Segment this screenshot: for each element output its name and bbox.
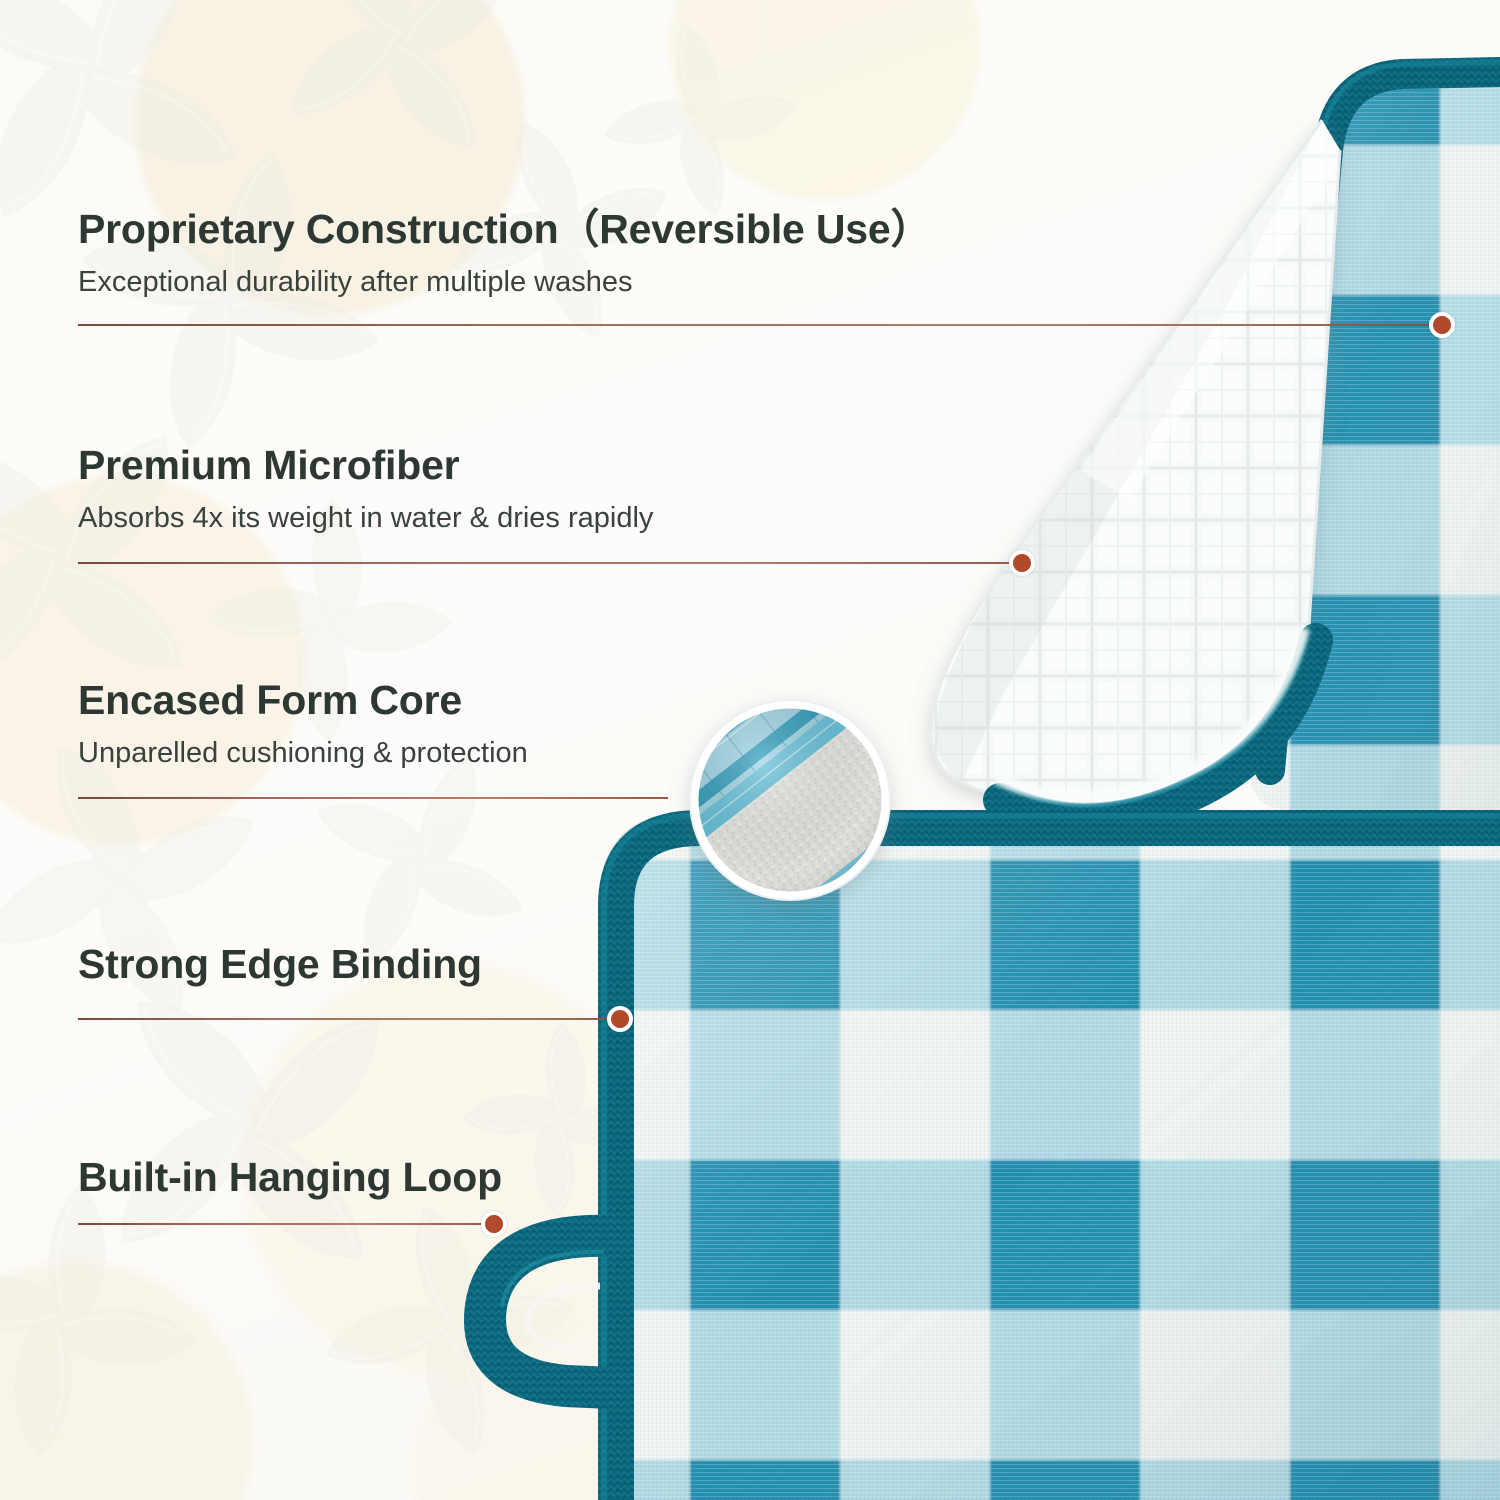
feature-subtitle: Exceptional durability after multiple wa… — [78, 266, 931, 299]
callout-text-group: Proprietary Construction（Reversible Use）… — [0, 0, 1500, 1500]
feature-subtitle: Unparelled cushioning & protection — [78, 737, 528, 770]
feature-built-in-hanging-loop: Built-in Hanging Loop — [78, 1155, 502, 1200]
feature-encased-form-core: Encased Form Core Unparelled cushioning … — [78, 678, 528, 770]
feature-strong-edge-binding: Strong Edge Binding — [78, 942, 482, 987]
feature-title: Encased Form Core — [78, 678, 528, 723]
feature-proprietary-construction: Proprietary Construction（Reversible Use）… — [78, 207, 931, 299]
feature-title: Proprietary Construction（Reversible Use） — [78, 207, 931, 252]
infographic-canvas: Proprietary Construction（Reversible Use）… — [0, 0, 1500, 1500]
feature-title: Premium Microfiber — [78, 443, 653, 488]
feature-premium-microfiber: Premium Microfiber Absorbs 4x its weight… — [78, 443, 653, 535]
feature-title: Strong Edge Binding — [78, 942, 482, 987]
feature-title: Built-in Hanging Loop — [78, 1155, 502, 1200]
feature-subtitle: Absorbs 4x its weight in water & dries r… — [78, 502, 653, 535]
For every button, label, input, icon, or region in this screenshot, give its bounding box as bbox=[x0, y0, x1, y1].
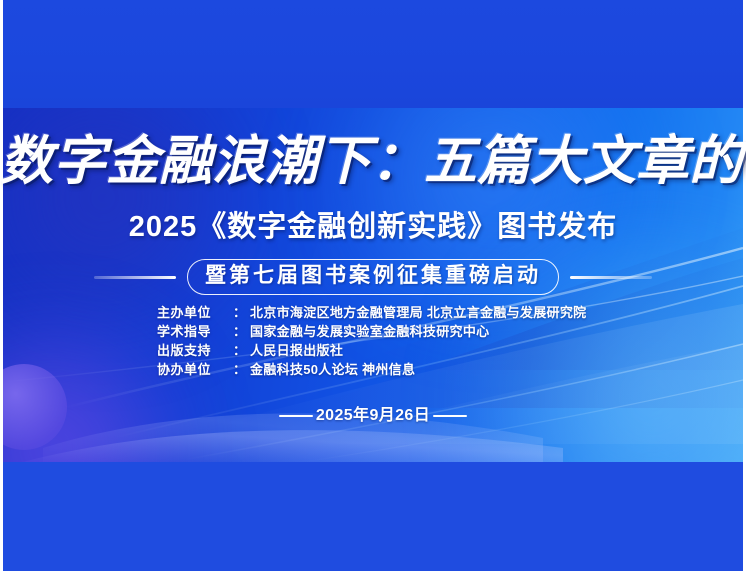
credit-colon: ： bbox=[233, 322, 246, 341]
credit-colon: ： bbox=[233, 303, 246, 322]
credit-row: 协办单位 ： 金融科技50人论坛 神州信息 bbox=[157, 360, 617, 379]
credit-row: 学术指导 ： 国家金融与发展实验室金融科技研究中心 bbox=[157, 322, 617, 341]
credit-label: 出版支持 bbox=[157, 341, 233, 360]
credit-row: 主办单位 ： 北京市海淀区地方金融管理局 北京立言金融与发展研究院 bbox=[157, 303, 617, 322]
credit-colon: ： bbox=[233, 341, 246, 360]
credit-value: 北京市海淀区地方金融管理局 北京立言金融与发展研究院 bbox=[250, 303, 586, 322]
main-title: 数字金融浪潮下：五篇大文章的破局与重构 bbox=[0, 131, 746, 193]
bottom-color-band bbox=[3, 462, 743, 571]
poster-stage: 数字金融浪潮下：五篇大文章的破局与重构 2025《数字金融创新实践》图书发布 暨… bbox=[0, 0, 746, 571]
top-color-band bbox=[3, 0, 743, 108]
badge-row: 暨第七届图书案例征集重磅启动 bbox=[0, 259, 746, 295]
date-row: 2025年9月26日 bbox=[0, 405, 746, 426]
date-rule-left bbox=[279, 415, 313, 417]
date-rule-right bbox=[433, 415, 467, 417]
event-date: 2025年9月26日 bbox=[316, 405, 430, 426]
credits-block: 主办单位 ： 北京市海淀区地方金融管理局 北京立言金融与发展研究院 学术指导 ：… bbox=[157, 303, 617, 379]
badge-rule-left bbox=[94, 276, 176, 279]
credit-label: 协办单位 bbox=[157, 360, 233, 379]
credit-row: 出版支持 ： 人民日报出版社 bbox=[157, 341, 617, 360]
credit-colon: ： bbox=[233, 360, 246, 379]
credit-value: 国家金融与发展实验室金融科技研究中心 bbox=[250, 322, 489, 341]
credit-label: 学术指导 bbox=[157, 322, 233, 341]
sub-title: 2025《数字金融创新实践》图书发布 bbox=[0, 207, 746, 247]
credit-label: 主办单位 bbox=[157, 303, 233, 322]
badge-rule-right bbox=[570, 276, 652, 279]
launch-badge: 暨第七届图书案例征集重磅启动 bbox=[187, 259, 559, 295]
credit-value: 人民日报出版社 bbox=[250, 341, 343, 360]
credit-value: 金融科技50人论坛 神州信息 bbox=[250, 360, 415, 379]
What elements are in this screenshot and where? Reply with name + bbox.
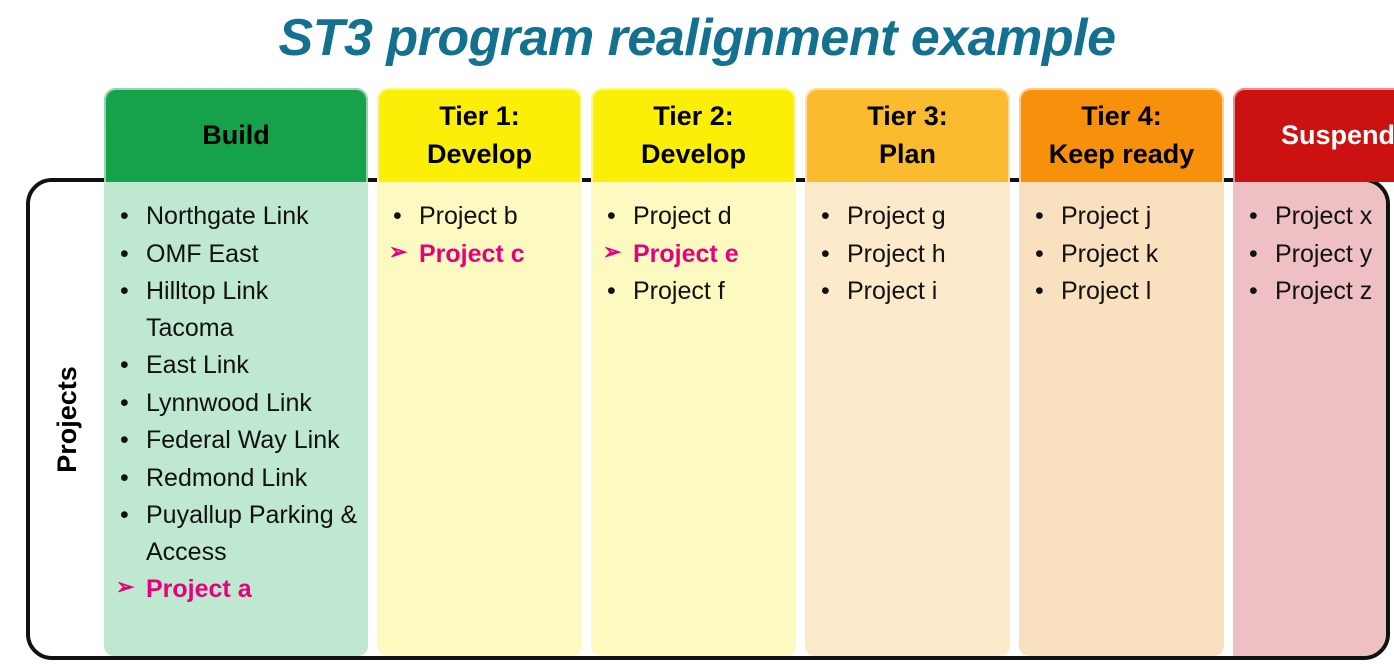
list-item-label: East Link (146, 351, 249, 379)
list-item-label: Project b (419, 202, 518, 230)
column-header-tier-1-develop[interactable]: Tier 1:Develop (377, 88, 582, 182)
column-header-label: Suspend (1281, 116, 1394, 154)
list-item[interactable]: •East Link (112, 347, 362, 384)
project-list-tier-1-develop: •Project b➢Project c (385, 198, 576, 272)
list-item[interactable]: •OMF East (112, 236, 362, 273)
dot-bullet-icon: • (120, 236, 129, 273)
column-header-label: Tier 2:Develop (641, 97, 746, 174)
list-item[interactable]: •Project z (1241, 273, 1390, 310)
list-item[interactable]: •Redmond Link (112, 460, 362, 497)
dot-bullet-icon: • (120, 198, 129, 235)
page-title: ST3 program realignment example (0, 6, 1394, 71)
dot-bullet-icon: • (1035, 273, 1044, 310)
dot-bullet-icon: • (1249, 273, 1258, 310)
column-header-tier-3-plan[interactable]: Tier 3:Plan (805, 88, 1010, 182)
list-item[interactable]: •Northgate Link (112, 198, 362, 235)
dot-bullet-icon: • (821, 273, 830, 310)
dot-bullet-icon: • (1035, 236, 1044, 273)
list-item-label: Project j (1061, 202, 1151, 230)
list-item[interactable]: •Project x (1241, 198, 1390, 235)
column-header-build[interactable]: Build (104, 88, 368, 182)
list-item[interactable]: ➢Project c (385, 236, 576, 273)
list-item[interactable]: ➢Project a (112, 571, 362, 608)
column-header-label: Tier 4:Keep ready (1049, 97, 1195, 174)
project-list-tier-4-keep-ready: •Project j•Project k•Project l (1027, 198, 1218, 310)
list-item[interactable]: •Project g (813, 198, 1004, 235)
list-item-label: Project l (1061, 277, 1151, 305)
dot-bullet-icon: • (607, 198, 616, 235)
dot-bullet-icon: • (120, 385, 129, 422)
dot-bullet-icon: • (120, 422, 129, 459)
list-item[interactable]: •Project f (599, 273, 790, 310)
list-item[interactable]: •Project y (1241, 236, 1390, 273)
projects-matrix: Projects •Northgate Link•OMF East•Hillto… (26, 178, 1390, 660)
list-item[interactable]: •Puyallup Parking & Access (112, 497, 362, 570)
dot-bullet-icon: • (821, 236, 830, 273)
column-header-row: BuildTier 1:DevelopTier 2:DevelopTier 3:… (104, 88, 1390, 182)
dot-bullet-icon: • (1249, 236, 1258, 273)
list-item[interactable]: •Project l (1027, 273, 1218, 310)
list-item[interactable]: •Federal Way Link (112, 422, 362, 459)
list-item-label: Project g (847, 202, 946, 230)
column-header-tier-4-keep-ready[interactable]: Tier 4:Keep ready (1019, 88, 1224, 182)
list-item[interactable]: ➢Project e (599, 236, 790, 273)
arrow-bullet-icon: ➢ (389, 236, 407, 268)
row-label-projects: Projects (30, 182, 104, 656)
column-body-tier-4-keep-ready: •Project j•Project k•Project l (1019, 182, 1224, 656)
list-item[interactable]: •Project j (1027, 198, 1218, 235)
list-item-label: Federal Way Link (146, 426, 340, 454)
list-item[interactable]: •Project d (599, 198, 790, 235)
list-item[interactable]: •Project i (813, 273, 1004, 310)
list-item-label: Project d (633, 202, 732, 230)
column-body-tier-1-develop: •Project b➢Project c (377, 182, 582, 656)
column-body-suspend: •Project x•Project y•Project z (1233, 182, 1390, 656)
project-list-tier-3-plan: •Project g•Project h•Project i (813, 198, 1004, 310)
column-body-tier-2-develop: •Project d➢Project e•Project f (591, 182, 796, 656)
column-header-label: Build (202, 116, 270, 154)
list-item-label: Puyallup Parking & Access (146, 501, 357, 566)
dot-bullet-icon: • (120, 460, 129, 497)
list-item-label: Project e (633, 240, 739, 268)
list-item-label: Project h (847, 240, 946, 268)
list-item[interactable]: •Lynnwood Link (112, 385, 362, 422)
column-header-label: Tier 1:Develop (427, 97, 532, 174)
column-header-label: Tier 3:Plan (867, 97, 948, 174)
list-item-label: Project i (847, 277, 937, 305)
dot-bullet-icon: • (1249, 198, 1258, 235)
list-item[interactable]: •Project b (385, 198, 576, 235)
list-item-label: Project y (1275, 240, 1372, 268)
list-item-label: Project k (1061, 240, 1158, 268)
list-item-label: Project z (1275, 277, 1372, 305)
list-item-label: OMF East (146, 240, 259, 268)
column-body-build: •Northgate Link•OMF East•Hilltop Link Ta… (104, 182, 368, 656)
dot-bullet-icon: • (120, 347, 129, 384)
dot-bullet-icon: • (120, 497, 129, 534)
dot-bullet-icon: • (1035, 198, 1044, 235)
list-item-label: Project a (146, 575, 252, 603)
dot-bullet-icon: • (607, 273, 616, 310)
list-item-label: Northgate Link (146, 202, 309, 230)
list-item[interactable]: •Project k (1027, 236, 1218, 273)
project-list-tier-2-develop: •Project d➢Project e•Project f (599, 198, 790, 310)
column-header-tier-2-develop[interactable]: Tier 2:Develop (591, 88, 796, 182)
list-item-label: Lynnwood Link (146, 389, 312, 417)
arrow-bullet-icon: ➢ (116, 571, 134, 603)
list-item-label: Redmond Link (146, 464, 307, 492)
arrow-bullet-icon: ➢ (603, 236, 621, 268)
dot-bullet-icon: • (393, 198, 402, 235)
list-item-label: Project f (633, 277, 725, 305)
project-list-suspend: •Project x•Project y•Project z (1241, 198, 1390, 310)
dot-bullet-icon: • (821, 198, 830, 235)
list-item[interactable]: •Hilltop Link Tacoma (112, 273, 362, 346)
list-item-label: Project c (419, 240, 525, 268)
list-item-label: Project x (1275, 202, 1372, 230)
row-label-projects-text: Projects (52, 366, 83, 473)
project-list-build: •Northgate Link•OMF East•Hilltop Link Ta… (112, 198, 362, 608)
list-item-label: Hilltop Link Tacoma (146, 277, 268, 342)
dot-bullet-icon: • (120, 273, 129, 310)
list-item[interactable]: •Project h (813, 236, 1004, 273)
column-body-tier-3-plan: •Project g•Project h•Project i (805, 182, 1010, 656)
column-header-suspend[interactable]: Suspend (1233, 88, 1394, 182)
column-body-row: •Northgate Link•OMF East•Hilltop Link Ta… (104, 182, 1386, 656)
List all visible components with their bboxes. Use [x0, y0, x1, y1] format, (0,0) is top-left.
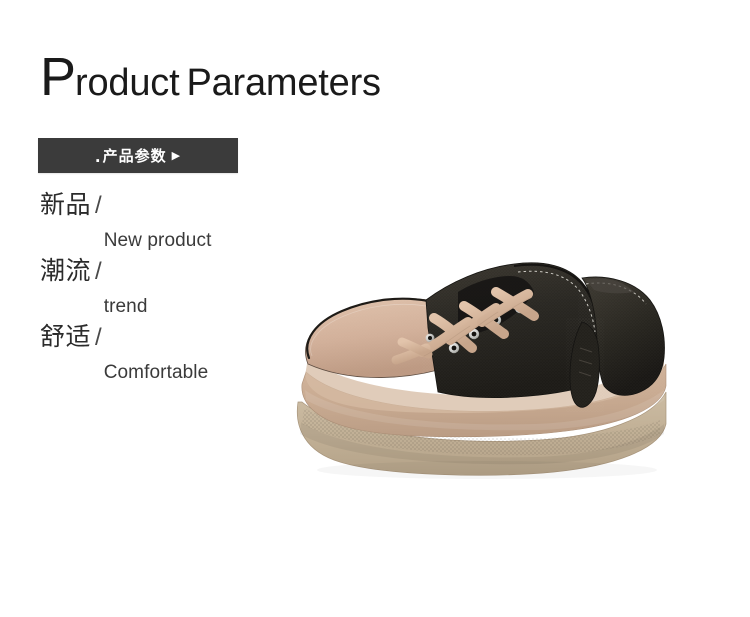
banner-label: 产品参数 — [103, 145, 167, 166]
parameter-label-en: New product — [104, 227, 212, 255]
platform-sneaker-illustration — [282, 252, 682, 492]
shoe-heel-tab — [566, 318, 604, 412]
parameter-separator: / — [95, 192, 102, 220]
parameter-separator: / — [95, 258, 102, 286]
page-title-second-word: Parameters — [186, 62, 380, 104]
banner-arrow-icon: ▶ — [172, 150, 181, 161]
parameter-label-cn: 新品 — [40, 192, 91, 218]
banner-dot: . — [95, 150, 102, 165]
parameter-label-en: Comfortable — [104, 359, 209, 387]
page-title: ProductParameters — [40, 50, 381, 104]
page-title-dropcap: P — [40, 47, 75, 107]
shoe-shadow — [317, 461, 657, 479]
section-banner: . 产品参数 ▶ — [38, 138, 238, 173]
product-parameters-page: ProductParameters . 产品参数 ▶ 新品 / New prod… — [0, 0, 750, 617]
parameter-separator: / — [95, 324, 102, 352]
product-image — [282, 252, 682, 492]
parameter-label-cn: 潮流 — [40, 258, 91, 284]
page-title-first-word: roduct — [75, 62, 179, 104]
parameter-item: 新品 / New product — [40, 192, 340, 258]
parameter-label-cn: 舒适 — [40, 324, 91, 350]
parameter-label-en: trend — [104, 293, 148, 321]
section-banner-text: . 产品参数 ▶ — [95, 145, 181, 166]
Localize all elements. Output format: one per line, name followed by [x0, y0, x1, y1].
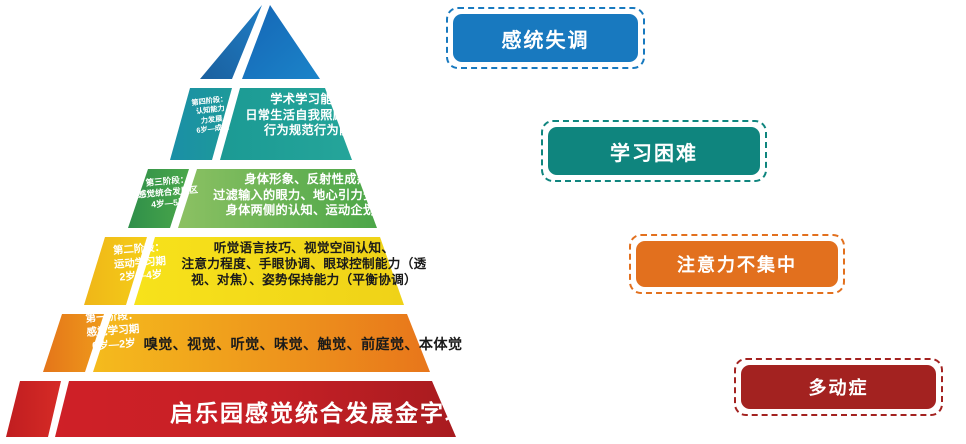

**Direction**
Please print the lines between the one holding "list-item-label: East Link" and the one holding "project-list-tier-4-keep-ready: •Project j•Project", inclusive, reproducing each exactly.

**Task result**
list-item-label: East Link (146, 351, 249, 379)
list-item-label: Project b (419, 202, 518, 230)
column-header-tier-1-develop[interactable]: Tier 1:Develop (377, 88, 582, 182)
column-header-label: Suspend (1281, 116, 1394, 154)
list-item[interactable]: •East Link (112, 347, 362, 384)
project-list-tier-1-develop: •Project b➢Project c (385, 198, 576, 272)
list-item[interactable]: •OMF East (112, 236, 362, 273)
dot-bullet-icon: • (120, 236, 129, 273)
column-header-label: Tier 2:Develop (641, 97, 746, 174)
list-item[interactable]: •Project z (1241, 273, 1390, 310)
list-item[interactable]: •Redmond Link (112, 460, 362, 497)
dot-bullet-icon: • (120, 198, 129, 235)
page-title: ST3 program realignment example (0, 6, 1394, 71)
dot-bullet-icon: • (1035, 273, 1044, 310)
dot-bullet-icon: • (1249, 273, 1258, 310)
column-header-tier-3-plan[interactable]: Tier 3:Plan (805, 88, 1010, 182)
list-item[interactable]: •Northgate Link (112, 198, 362, 235)
dot-bullet-icon: • (821, 273, 830, 310)
dot-bullet-icon: • (1035, 236, 1044, 273)
list-item-label: Project j (1061, 202, 1151, 230)
list-item[interactable]: •Project x (1241, 198, 1390, 235)
column-header-build[interactable]: Build (104, 88, 368, 182)
list-item[interactable]: ➢Project c (385, 236, 576, 273)
list-item[interactable]: ➢Project a (112, 571, 362, 608)
column-header-label: Tier 4:Keep ready (1049, 97, 1195, 174)
project-list-tier-4-keep-ready: •Project j•Project k•Project l (1027, 198, 1218, 310)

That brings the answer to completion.